■ Directions:
Where does the string "usage" appear? Copy every line of the entries below that holds it.
****
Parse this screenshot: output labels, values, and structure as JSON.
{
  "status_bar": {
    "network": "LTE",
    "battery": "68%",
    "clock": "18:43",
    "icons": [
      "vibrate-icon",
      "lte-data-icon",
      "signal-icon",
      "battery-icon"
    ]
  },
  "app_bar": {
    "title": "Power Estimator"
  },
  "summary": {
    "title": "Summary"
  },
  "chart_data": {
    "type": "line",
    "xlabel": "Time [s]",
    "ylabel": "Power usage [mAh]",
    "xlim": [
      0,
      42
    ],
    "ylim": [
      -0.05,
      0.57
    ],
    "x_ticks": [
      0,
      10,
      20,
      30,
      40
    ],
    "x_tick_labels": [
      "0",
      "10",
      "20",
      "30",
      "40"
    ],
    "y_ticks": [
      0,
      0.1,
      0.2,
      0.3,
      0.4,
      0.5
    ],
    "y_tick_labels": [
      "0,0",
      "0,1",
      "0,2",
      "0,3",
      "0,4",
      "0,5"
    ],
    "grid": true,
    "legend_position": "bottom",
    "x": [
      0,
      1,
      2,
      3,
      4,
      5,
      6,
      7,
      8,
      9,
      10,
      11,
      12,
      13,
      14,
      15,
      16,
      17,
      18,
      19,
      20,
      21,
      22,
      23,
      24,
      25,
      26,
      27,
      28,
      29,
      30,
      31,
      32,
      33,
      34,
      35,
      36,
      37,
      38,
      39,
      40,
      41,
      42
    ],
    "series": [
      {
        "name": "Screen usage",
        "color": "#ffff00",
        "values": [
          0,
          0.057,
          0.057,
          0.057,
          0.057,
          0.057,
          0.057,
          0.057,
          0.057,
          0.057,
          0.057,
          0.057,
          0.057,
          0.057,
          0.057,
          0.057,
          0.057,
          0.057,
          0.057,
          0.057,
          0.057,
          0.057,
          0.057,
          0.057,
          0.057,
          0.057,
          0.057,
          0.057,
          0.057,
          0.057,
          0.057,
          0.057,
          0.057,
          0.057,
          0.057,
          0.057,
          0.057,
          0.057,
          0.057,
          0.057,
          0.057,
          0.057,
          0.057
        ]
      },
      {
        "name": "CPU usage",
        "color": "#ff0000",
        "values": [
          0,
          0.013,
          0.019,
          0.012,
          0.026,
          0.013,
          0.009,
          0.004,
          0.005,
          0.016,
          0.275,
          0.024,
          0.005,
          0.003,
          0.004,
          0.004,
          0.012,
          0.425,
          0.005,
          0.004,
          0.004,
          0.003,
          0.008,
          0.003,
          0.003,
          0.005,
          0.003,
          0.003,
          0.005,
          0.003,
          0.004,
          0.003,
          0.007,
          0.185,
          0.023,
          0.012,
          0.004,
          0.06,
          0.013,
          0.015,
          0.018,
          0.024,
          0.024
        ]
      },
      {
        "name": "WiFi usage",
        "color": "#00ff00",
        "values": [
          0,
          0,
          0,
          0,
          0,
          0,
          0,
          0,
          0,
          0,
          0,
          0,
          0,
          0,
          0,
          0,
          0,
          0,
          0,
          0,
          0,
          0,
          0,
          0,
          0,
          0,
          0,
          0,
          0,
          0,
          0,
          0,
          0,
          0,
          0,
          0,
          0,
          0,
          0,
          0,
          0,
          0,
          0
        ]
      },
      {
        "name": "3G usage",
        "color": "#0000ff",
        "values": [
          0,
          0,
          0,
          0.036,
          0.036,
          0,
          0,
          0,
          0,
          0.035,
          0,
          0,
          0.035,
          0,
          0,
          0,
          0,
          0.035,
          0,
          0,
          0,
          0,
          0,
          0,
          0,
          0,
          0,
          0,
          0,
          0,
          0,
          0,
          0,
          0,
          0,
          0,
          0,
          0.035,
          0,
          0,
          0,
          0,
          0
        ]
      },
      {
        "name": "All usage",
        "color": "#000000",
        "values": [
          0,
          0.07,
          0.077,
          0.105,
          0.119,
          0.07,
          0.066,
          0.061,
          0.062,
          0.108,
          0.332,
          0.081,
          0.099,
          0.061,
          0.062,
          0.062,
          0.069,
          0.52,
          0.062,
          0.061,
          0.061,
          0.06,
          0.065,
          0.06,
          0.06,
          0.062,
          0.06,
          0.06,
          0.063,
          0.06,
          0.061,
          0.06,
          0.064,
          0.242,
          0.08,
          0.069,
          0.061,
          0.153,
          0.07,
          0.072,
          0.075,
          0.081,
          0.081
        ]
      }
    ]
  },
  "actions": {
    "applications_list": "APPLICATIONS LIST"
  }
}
****
■ Task output:
    "ylabel": "Power usage [mAh]",
        "name": "Screen usage",
        "name": "CPU usage",
        "name": "WiFi usage",
        "name": "3G usage",
        "name": "All usage",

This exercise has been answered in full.